● **Problem statement**
Repeat exactly each line of the data provided below.

━━ Data section ━━

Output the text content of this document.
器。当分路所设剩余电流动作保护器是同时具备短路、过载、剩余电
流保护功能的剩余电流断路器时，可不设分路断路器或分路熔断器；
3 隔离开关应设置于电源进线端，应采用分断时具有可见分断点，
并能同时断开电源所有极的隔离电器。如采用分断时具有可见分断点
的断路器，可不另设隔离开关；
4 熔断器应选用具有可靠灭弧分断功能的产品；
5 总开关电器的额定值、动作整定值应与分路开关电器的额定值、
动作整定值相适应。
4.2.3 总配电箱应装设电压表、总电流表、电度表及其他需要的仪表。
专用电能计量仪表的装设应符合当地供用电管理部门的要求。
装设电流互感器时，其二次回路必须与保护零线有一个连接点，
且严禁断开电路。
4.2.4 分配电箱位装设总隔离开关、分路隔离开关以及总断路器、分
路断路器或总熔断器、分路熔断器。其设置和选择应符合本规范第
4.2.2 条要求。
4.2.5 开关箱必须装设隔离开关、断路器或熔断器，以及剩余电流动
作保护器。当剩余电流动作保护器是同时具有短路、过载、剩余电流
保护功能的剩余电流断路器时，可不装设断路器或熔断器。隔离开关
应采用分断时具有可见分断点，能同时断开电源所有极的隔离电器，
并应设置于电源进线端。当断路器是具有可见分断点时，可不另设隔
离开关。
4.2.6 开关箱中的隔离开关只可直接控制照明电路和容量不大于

━━━

● **Answer in full**
Output the text content of this document.
器。当分路所设剩余电流动作保护器是同时具备短路、过载、剩余电
流保护功能的剩余电流断路器时，可不设分路断路器或分路熔断器；
3 隔离开关应设置于电源进线端，应采用分断时具有可见分断点，
并能同时断开电源所有极的隔离电器。如采用分断时具有可见分断点
的断路器，可不另设隔离开关；
4 熔断器应选用具有可靠灭弧分断功能的产品；
5 总开关电器的额定值、动作整定值应与分路开关电器的额定值、
动作整定值相适应。
4.2.3 总配电箱应装设电压表、总电流表、电度表及其他需要的仪表。
专用电能计量仪表的装设应符合当地供用电管理部门的要求。
装设电流互感器时，其二次回路必须与保护零线有一个连接点，
且严禁断开电路。
4.2.4 分配电箱位装设总隔离开关、分路隔离开关以及总断路器、分
路断路器或总熔断器、分路熔断器。其设置和选择应符合本规范第
4.2.2 条要求。
4.2.5 开关箱必须装设隔离开关、断路器或熔断器，以及剩余电流动
作保护器。当剩余电流动作保护器是同时具有短路、过载、剩余电流
保护功能的剩余电流断路器时，可不装设断路器或熔断器。隔离开关
应采用分断时具有可见分断点，能同时断开电源所有极的隔离电器，
并应设置于电源进线端。当断路器是具有可见分断点时，可不另设隔
离开关。
4.2.6 开关箱中的隔离开关只可直接控制照明电路和容量不大于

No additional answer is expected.